READING PASSAGE:
□ □ □ □
In North Carolina, Senate Bill 573 and House Bill 993 to license naturopathic doctors, are making progress in the legislature. Both bills provide standards for the practice of naturopathic medicine and ensure the maintenance of professional competence and acceptable standards of care. In essence, this legislation has the potential to expand health care provider choices for North Carolina consumers. Adding licensed naturopathic doctors who focus on whole-body health and prioritize natural, non-drug therapies, to the list of providers in North Carolina makes good sense.
Naturopathic doctors have been at the forefront of the evolution of integrative medicine. In the last thirty years, the profession has grown from one that included just a few hundred practitioners who were licensed in six states, and a single naturopathic medical school. There are now eight naturopathic medical schools recognized by the Federal Department of Education and approximately 6,000 licensed practitioners in 25 U.S. jurisdictions. In the last six years, Colorado, Maryland, Massachusetts, Pennsylvania, Rhode Island, Idaho and New Mexico have joined the ranks of states that license NDs.
Over the past two decades, there has been a paradigm shift in attitudes and acceptance of natural and integrative medicine. Naturopathic doctors apply scientific rigor to the evaluation of empirically based nutritional, botanical and other naturopathic treatments. Many naturopathic institutions are recipients of National Institutes of Health (NIH) funding and other grants to advance medical research. Additionally, naturopathic doctors are awarded highly competitive NIH fellowships.
Licensed naturopathic doctors complete a four-year, doctoral level, medical education at an accredited school of the Council on Naturopathic Medical Education, recognized by the United States Department of Education. Naturopathic doctors spend two years studying the same biomedical sciences as medical colleagues. In addition, naturopathic doctors have advanced training in clinical nutrition and behavioral medicine. Only naturopathic medical students who graduate from these programs are eligible to take the Naturopathic Physicians Licensing Examination, required for licensure. A growing number of naturopathic doctors complete residency programs.
The naturopathic medical profession has a 100-year history of promoting regulation of its own professional practice. In states like Arizona, which has had licensure since 1935, NDs work in a wide variety of settings including in accountable care organizations and in community health centers that care for the underserved. NDs are an integral part of prominent health systems, hospitals, cancer treatment centers and other conventional medical practices in many of the states where licensed.
Naturopathic medicine is safe, effective and evidence-based. Numerous research studies of naturopathic treatments for conditions such as heart disease, diabetes, anxiety and chronic low back pain show naturopathic medicine to be both safe and effective. Few medical treatments are 100% safe, but naturopathic doctors follow the Therapeutic Order, a roadmap for clinical decision-making, emphasizing gentler approaches first. Conventional medical errors are the number three cause of death in the US, so preventive and lifestyle-based approaches are an imperative public health priority.
□ □ □ □
Duplicate the part of the text on naturopathic doctors in North Carolina starting at "Naturopathic medicine is" and ending at "public health priority.". The material after this text has nothing to do with it.
□ □ □ □
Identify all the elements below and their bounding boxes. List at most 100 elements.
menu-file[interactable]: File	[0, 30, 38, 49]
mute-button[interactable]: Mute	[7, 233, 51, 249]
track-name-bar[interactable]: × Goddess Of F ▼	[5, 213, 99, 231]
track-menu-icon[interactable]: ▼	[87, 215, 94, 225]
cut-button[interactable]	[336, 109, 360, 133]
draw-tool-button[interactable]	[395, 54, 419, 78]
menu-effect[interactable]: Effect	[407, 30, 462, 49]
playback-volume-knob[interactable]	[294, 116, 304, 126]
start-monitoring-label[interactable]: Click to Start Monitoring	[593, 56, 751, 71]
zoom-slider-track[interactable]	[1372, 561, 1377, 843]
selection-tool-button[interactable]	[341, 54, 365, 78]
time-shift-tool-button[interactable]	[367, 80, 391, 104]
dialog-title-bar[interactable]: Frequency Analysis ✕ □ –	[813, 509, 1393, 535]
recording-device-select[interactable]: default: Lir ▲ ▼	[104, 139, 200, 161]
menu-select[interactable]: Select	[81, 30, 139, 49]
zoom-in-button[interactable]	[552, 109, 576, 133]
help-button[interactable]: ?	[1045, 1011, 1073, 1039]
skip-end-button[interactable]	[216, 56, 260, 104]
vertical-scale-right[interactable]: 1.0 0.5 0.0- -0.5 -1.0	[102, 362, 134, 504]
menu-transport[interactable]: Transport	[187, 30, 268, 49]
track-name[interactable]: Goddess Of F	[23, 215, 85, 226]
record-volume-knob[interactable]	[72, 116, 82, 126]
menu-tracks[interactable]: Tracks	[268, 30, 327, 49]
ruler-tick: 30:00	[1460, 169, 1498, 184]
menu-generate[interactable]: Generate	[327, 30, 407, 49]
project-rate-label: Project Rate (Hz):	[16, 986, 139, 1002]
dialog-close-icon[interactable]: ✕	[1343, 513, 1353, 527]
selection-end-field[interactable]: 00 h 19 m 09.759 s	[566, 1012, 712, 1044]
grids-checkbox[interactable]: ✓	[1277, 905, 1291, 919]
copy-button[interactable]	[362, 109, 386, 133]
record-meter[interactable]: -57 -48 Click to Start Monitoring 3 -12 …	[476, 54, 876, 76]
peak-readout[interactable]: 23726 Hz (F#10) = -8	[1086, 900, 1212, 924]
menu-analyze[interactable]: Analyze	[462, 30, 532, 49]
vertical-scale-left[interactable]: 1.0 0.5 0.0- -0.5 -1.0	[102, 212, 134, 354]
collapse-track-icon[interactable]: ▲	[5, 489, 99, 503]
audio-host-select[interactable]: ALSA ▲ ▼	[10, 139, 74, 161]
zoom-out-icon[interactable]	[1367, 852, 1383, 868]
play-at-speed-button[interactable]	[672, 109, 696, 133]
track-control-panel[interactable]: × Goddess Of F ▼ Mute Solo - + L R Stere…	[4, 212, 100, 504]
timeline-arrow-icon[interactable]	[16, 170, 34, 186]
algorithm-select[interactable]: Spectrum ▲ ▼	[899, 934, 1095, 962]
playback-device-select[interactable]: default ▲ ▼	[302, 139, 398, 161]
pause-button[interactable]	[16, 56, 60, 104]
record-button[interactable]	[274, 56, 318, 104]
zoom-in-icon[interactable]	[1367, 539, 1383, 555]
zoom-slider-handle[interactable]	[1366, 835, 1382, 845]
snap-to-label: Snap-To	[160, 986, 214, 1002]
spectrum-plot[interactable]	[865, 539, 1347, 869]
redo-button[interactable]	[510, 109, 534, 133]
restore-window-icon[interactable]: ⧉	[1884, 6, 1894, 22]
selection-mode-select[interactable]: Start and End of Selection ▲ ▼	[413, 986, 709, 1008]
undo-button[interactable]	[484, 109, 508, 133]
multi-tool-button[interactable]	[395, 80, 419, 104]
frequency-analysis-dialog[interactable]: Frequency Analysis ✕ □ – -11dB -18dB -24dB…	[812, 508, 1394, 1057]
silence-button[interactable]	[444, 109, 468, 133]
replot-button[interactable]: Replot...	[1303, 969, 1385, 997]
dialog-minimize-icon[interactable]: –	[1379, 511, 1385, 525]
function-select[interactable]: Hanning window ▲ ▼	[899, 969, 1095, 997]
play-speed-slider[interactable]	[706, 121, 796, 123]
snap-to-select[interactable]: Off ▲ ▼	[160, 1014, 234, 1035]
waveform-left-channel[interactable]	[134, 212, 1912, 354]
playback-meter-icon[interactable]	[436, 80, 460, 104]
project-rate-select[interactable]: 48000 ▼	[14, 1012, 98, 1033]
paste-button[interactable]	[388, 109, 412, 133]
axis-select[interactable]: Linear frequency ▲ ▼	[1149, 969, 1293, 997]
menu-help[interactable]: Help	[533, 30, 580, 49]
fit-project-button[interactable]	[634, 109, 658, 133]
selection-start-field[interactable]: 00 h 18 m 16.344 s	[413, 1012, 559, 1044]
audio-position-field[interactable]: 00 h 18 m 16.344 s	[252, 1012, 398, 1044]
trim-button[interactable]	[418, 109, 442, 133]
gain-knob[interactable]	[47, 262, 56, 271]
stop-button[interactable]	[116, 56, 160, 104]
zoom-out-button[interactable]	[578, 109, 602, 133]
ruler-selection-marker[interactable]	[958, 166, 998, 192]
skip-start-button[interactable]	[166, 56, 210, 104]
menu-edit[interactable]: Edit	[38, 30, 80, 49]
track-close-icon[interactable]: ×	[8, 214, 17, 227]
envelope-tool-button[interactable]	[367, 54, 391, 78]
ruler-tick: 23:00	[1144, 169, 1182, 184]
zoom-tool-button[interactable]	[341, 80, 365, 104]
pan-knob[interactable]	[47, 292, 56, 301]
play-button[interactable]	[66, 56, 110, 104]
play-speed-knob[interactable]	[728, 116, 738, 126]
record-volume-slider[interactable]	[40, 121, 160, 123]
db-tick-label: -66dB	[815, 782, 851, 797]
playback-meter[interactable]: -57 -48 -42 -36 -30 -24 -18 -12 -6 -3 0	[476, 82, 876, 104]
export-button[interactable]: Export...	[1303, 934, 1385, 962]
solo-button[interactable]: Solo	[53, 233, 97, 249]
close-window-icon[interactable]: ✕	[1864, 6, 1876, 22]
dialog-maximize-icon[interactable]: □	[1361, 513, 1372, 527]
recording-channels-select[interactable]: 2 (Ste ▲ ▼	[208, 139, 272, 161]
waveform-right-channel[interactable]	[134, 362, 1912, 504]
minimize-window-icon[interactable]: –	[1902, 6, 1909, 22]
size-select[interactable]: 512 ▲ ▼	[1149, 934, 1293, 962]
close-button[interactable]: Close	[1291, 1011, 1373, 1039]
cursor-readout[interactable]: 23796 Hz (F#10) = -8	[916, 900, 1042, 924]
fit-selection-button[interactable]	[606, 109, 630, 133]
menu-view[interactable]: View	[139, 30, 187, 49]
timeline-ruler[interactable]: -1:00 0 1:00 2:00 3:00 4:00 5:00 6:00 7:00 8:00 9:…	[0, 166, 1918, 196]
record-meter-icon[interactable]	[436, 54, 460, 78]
□ □ □ □
OUTPUT:
Naturopathic medicine is safe, effective and evidence-based. Numerous research studies of naturopathic treatments for conditions such as heart disease, diabetes, anxiety and chronic low back pain show naturopathic medicine to be both safe and effective. Few medical treatments are 100% safe, but naturopathic doctors follow the Therapeutic Order, a roadmap for clinical decision-making, emphasizing gentler approaches first. Conventional medical errors are the number three cause of death in the US, so preventive and lifestyle-based approaches are an imperative public health priority.